* [Short task]: Select lines where the word "сервисы" appears.

* [Dataset records]:
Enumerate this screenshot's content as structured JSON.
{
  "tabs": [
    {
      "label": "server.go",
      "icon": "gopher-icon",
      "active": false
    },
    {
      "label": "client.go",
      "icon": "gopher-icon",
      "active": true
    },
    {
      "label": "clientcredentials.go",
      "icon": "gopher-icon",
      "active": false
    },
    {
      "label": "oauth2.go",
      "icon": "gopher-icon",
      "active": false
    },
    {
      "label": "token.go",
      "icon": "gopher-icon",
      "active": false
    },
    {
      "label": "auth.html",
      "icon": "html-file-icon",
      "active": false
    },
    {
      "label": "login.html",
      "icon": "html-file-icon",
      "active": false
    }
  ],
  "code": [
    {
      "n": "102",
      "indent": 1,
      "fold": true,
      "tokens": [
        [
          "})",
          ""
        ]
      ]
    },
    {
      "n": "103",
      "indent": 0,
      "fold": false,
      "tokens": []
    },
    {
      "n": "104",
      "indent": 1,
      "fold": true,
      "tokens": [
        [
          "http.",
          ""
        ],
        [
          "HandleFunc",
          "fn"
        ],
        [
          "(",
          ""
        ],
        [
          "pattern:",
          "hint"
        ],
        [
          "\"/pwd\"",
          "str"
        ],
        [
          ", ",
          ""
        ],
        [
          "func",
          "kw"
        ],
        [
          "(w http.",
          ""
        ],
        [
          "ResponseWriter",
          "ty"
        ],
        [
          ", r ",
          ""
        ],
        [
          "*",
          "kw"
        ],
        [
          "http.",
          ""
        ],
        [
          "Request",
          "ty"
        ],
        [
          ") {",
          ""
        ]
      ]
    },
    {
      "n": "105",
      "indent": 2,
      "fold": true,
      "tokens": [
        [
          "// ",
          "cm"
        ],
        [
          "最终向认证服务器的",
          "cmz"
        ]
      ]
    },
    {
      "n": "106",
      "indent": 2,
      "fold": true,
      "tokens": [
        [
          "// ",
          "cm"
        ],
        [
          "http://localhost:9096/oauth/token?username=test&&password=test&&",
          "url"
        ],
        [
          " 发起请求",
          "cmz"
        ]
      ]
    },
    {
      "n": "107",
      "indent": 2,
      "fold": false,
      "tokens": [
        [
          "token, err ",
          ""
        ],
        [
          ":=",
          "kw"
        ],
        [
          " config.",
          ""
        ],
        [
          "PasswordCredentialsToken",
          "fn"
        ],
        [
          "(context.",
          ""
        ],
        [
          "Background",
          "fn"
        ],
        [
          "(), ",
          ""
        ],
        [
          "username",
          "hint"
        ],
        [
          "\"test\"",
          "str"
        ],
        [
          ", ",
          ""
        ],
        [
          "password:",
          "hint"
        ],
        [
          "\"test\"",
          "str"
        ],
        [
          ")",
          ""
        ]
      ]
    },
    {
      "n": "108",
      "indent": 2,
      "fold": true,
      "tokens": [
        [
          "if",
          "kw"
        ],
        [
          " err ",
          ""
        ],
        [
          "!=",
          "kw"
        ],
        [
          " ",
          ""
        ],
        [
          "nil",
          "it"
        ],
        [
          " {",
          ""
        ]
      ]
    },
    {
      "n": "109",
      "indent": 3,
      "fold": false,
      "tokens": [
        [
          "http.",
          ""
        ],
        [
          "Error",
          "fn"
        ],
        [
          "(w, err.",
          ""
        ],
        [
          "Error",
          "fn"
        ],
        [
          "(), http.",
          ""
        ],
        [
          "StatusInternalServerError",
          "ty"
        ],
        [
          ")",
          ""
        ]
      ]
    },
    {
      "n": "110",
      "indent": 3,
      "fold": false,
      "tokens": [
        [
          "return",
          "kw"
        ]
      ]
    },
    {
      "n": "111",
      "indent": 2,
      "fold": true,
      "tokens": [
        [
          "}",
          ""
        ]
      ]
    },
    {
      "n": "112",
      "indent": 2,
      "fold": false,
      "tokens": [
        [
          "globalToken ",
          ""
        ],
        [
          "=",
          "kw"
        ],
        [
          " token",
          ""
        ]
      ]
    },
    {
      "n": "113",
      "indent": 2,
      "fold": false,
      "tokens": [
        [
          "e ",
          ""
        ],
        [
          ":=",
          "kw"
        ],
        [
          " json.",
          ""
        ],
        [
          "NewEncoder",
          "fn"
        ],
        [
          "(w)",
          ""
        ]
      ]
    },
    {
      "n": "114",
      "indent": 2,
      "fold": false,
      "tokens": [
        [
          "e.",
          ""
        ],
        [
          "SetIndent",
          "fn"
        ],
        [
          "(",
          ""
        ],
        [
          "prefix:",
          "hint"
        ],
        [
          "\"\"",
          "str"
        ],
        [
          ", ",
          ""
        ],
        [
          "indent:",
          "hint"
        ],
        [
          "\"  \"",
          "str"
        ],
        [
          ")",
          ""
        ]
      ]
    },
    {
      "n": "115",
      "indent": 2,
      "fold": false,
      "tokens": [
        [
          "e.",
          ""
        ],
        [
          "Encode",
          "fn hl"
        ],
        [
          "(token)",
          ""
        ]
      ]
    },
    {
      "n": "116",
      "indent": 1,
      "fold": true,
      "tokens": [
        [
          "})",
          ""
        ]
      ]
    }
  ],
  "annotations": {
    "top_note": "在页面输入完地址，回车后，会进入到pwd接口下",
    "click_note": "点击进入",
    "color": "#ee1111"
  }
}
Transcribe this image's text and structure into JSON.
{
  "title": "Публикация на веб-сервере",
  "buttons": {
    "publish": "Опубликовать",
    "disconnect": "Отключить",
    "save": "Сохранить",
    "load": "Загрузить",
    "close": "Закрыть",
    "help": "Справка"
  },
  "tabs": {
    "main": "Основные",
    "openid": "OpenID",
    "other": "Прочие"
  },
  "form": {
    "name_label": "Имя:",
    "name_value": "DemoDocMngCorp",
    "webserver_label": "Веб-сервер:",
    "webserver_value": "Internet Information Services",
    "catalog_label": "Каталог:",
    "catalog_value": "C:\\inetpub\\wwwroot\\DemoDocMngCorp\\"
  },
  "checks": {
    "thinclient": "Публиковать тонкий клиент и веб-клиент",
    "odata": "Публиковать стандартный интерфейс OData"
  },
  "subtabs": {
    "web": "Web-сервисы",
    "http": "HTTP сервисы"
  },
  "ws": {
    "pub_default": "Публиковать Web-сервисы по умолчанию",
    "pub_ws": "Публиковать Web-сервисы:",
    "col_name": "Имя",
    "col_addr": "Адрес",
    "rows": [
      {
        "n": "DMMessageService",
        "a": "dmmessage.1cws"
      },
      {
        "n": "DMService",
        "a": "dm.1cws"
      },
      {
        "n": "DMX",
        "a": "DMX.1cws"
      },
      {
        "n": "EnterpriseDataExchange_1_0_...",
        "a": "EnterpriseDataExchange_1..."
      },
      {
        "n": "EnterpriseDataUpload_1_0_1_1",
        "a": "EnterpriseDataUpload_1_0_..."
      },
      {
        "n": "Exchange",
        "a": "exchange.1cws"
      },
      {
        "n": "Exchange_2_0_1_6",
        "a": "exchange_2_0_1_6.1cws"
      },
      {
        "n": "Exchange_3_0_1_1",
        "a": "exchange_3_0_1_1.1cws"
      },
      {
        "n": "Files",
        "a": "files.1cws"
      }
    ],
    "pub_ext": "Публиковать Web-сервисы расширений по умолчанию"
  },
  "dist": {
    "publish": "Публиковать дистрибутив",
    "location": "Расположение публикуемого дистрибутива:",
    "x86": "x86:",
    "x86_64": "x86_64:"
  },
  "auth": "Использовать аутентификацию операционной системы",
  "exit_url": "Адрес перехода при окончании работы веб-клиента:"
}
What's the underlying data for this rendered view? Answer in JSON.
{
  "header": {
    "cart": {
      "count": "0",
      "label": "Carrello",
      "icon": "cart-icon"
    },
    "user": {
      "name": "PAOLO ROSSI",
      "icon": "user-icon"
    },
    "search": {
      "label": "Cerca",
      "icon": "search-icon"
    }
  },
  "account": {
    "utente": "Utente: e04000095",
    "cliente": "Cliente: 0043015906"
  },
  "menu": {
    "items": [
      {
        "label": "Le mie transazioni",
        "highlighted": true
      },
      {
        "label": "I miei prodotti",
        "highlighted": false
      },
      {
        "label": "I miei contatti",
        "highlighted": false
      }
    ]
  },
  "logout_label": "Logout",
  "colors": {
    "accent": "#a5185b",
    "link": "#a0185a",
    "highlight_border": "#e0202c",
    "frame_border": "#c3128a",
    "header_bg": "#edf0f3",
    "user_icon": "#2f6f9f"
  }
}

* [Task answer]:
    "web": "Web-сервисы",
    "http": "HTTP сервисы"
    "pub_default": "Публиковать Web-сервисы по умолчанию",
    "pub_ws": "Публиковать Web-сервисы:",
    "pub_ext": "Публиковать Web-сервисы расширений по умолчанию"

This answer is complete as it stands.